Objectifs ::
a - Répondez aux questions suivantes à partir de l'article sur les simulations de Monte-Carlo :
(i) Comment le thème est-il qualifié au début de l'article ?
(ii) Dans quel domaine autre que la finance ces simulations sont-elles utilisées selon l'article ?
(iii) Quel indice boursier apparaît dans l'une des questions citées ?
b - Résumez l'article sur les simulations de Monte-Carlo en deux phrases.

Texte à lire ::
===============

PRÉVOIR LA BOURSE ET VOTRE PATRIMOINE GRÂCE AUX SIMULATIONS DE MONTE-CARLO
Alors attention, avant de commencer la lecture de cet article, je dois tout de suite vous dire qu’il s’agit d’un thème très intéressant, mais tout de même un peu complexe. Je vais tout de même essayer de rendre cela le plus digeste possible. Aussi, c’est un article qui sera utile pour comprendre certains articles sur la gestion de patrimoine que j’ai prévu d’écrire. Par ailleurs, je fais parfois référence à cette technique dans mes livres.
Les simulations de Monte-Carlo sont utilisées dans plein de domaines dont la physique des particules. En finance, cela sert à répondre à des questions « Quel sera le niveau du CAC 40 dans 10 ans ? », « Quel sera mon patrimoine dans 40 ans ? » ou encore « De quel montant ai-je besoin à la retraite ? ». Cela paraît étonnant, cependant c’est bien le cas.

===============

Extraits du listing ::
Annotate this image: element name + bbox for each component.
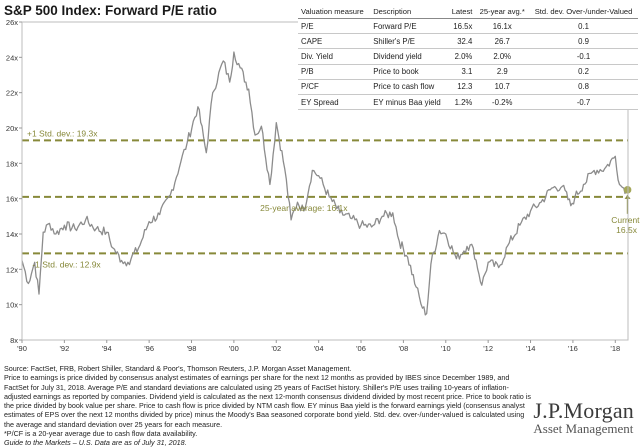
- table-cell: P/CF: [298, 79, 371, 95]
- table-cell: 2.9: [475, 64, 530, 80]
- table-cell: -0.2%: [475, 94, 530, 111]
- table-row: P/B Price to book 3.1 2.9 0.2: [298, 64, 638, 80]
- x-tick-label: '06: [356, 344, 366, 353]
- reference-label: 25-year average: 16.1x: [260, 203, 348, 213]
- table-cell: 26.7: [475, 33, 530, 50]
- table-cell: 32.4: [447, 33, 476, 50]
- table-cell: Div. Yield: [298, 48, 371, 65]
- logo-name: J.P.Morgan: [533, 398, 634, 423]
- table-cell: 2.0%: [475, 48, 530, 65]
- methodology-notes: Price to earnings is price divided by co…: [4, 373, 531, 429]
- y-tick-label: 10x: [6, 301, 18, 310]
- pe-series-line: [21, 51, 629, 316]
- current-label: Current:: [611, 215, 640, 225]
- x-tick-label: '04: [314, 344, 324, 353]
- table-cell: Price to cash flow: [370, 79, 448, 95]
- table-cell: 0.1: [529, 18, 638, 35]
- table-header: Description: [370, 5, 448, 19]
- table-cell: EY minus Baa yield: [370, 94, 448, 111]
- x-tick-label: '00: [229, 344, 239, 353]
- pe-chart: 8x 10x 12x 14x 16x 18x 20x 22x 24x 26x '90 '92 '94 '9…: [6, 18, 640, 353]
- table-cell: CAPE: [298, 33, 371, 50]
- table-cell: P/B: [298, 64, 371, 80]
- y-tick-label: 20x: [6, 124, 18, 133]
- table-cell: 1.2%: [447, 94, 476, 111]
- table-cell: Forward P/E: [370, 18, 448, 35]
- x-tick-label: '10: [441, 344, 451, 353]
- valuation-summary-table: Valuation measure Description Latest 25-yea…: [298, 5, 638, 111]
- x-tick-label: '16: [568, 344, 578, 353]
- x-tick-label: '96: [144, 344, 154, 353]
- x-tick-label: '90: [17, 344, 27, 353]
- y-tick-label: 22x: [6, 89, 18, 98]
- table-header: Valuation measure: [298, 5, 371, 19]
- table-cell: 2.0%: [447, 48, 476, 65]
- table-row: EY Spread EY minus Baa yield 1.2% -0.2% -0.7: [298, 94, 638, 111]
- x-tick-label: '94: [102, 344, 112, 353]
- footer-notes: Source: FactSet, FRB, Robert Shiller, St…: [4, 364, 534, 448]
- table-cell: 12.3: [447, 79, 476, 95]
- y-tick-label: 18x: [6, 159, 18, 168]
- x-tick-label: '14: [526, 344, 536, 353]
- current-value-label: 16.5x: [616, 225, 638, 235]
- table-cell: Price to book: [370, 64, 448, 80]
- table-header: Std. dev. Over-/under-Valued: [529, 5, 638, 19]
- x-tick-label: '08: [399, 344, 409, 353]
- table-cell: 16.5x: [447, 18, 476, 35]
- table-cell: 3.1: [447, 64, 476, 80]
- table-row: CAPE Shiller's P/E 32.4 26.7 0.9: [298, 33, 638, 50]
- table-cell: 0.8: [529, 79, 638, 95]
- chart-title: S&P 500 Index: Forward P/E ratio: [4, 3, 217, 18]
- reference-label: +1 Std. dev.: 19.3x: [27, 128, 98, 138]
- table-cell: -0.1: [529, 48, 638, 65]
- x-tick-label: '18: [610, 344, 620, 353]
- y-tick-label: 26x: [6, 18, 18, 27]
- x-tick-label: '12: [483, 344, 493, 353]
- table-cell: P/E: [298, 18, 371, 35]
- table-header: 25-year avg.*: [475, 5, 530, 19]
- y-tick-label: 16x: [6, 195, 18, 204]
- x-tick-label: '98: [187, 344, 197, 353]
- table-cell: 16.1x: [475, 18, 530, 35]
- table-row: Div. Yield Dividend yield 2.0% 2.0% -0.1: [298, 48, 638, 65]
- logo-subtitle: Asset Management: [533, 421, 634, 436]
- x-tick-label: '02: [271, 344, 281, 353]
- reference-label: -1 Std. dev.: 12.9x: [32, 259, 101, 269]
- jpmorgan-logo: J.P.Morgan Asset Management: [533, 398, 634, 437]
- table-row: P/E Forward P/E 16.5x 16.1x 0.1: [298, 18, 638, 35]
- guide-note: Guide to the Markets – U.S. Data are as …: [4, 438, 187, 448]
- table-cell: EY Spread: [298, 94, 371, 111]
- y-tick-label: 24x: [6, 53, 18, 62]
- y-tick-label: 12x: [6, 265, 18, 274]
- table-cell: -0.7: [529, 94, 638, 111]
- table-cell: Shiller's P/E: [370, 33, 448, 50]
- pcf-note: *P/CF is a 20-year average due to cash f…: [4, 429, 198, 439]
- table-cell: 10.7: [475, 79, 530, 95]
- table-cell: 0.2: [529, 64, 638, 80]
- x-tick-label: '92: [59, 344, 69, 353]
- table-cell: Dividend yield: [370, 48, 448, 65]
- table-cell: 0.9: [529, 33, 638, 50]
- source-text: Source: FactSet, FRB, Robert Shiller, St…: [4, 364, 352, 373]
- y-tick-label: 8x: [10, 336, 18, 345]
- y-tick-label: 14x: [6, 230, 18, 239]
- table-row: P/CF Price to cash flow 12.3 10.7 0.8: [298, 79, 638, 95]
- table-header: Latest: [447, 5, 476, 19]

===============

Corrigés détaillés ::
a -
(i) Un thème très intéressant, mais tout de même un peu complexe.
(ii) La physique des particules.
(iii) Le CAC 40.

b - L'article présente les simulations de Monte-Carlo, un thème très intéressant mais un peu complexe, utile pour comprendre de futurs articles sur la gestion de patrimoine. Utilisées notamment en physique des particules, ces simulations servent en finance à répondre à des questions sur le niveau du CAC 40 dans 10 ans, le patrimoine dans 40 ans ou le montant nécessaire à la retraite.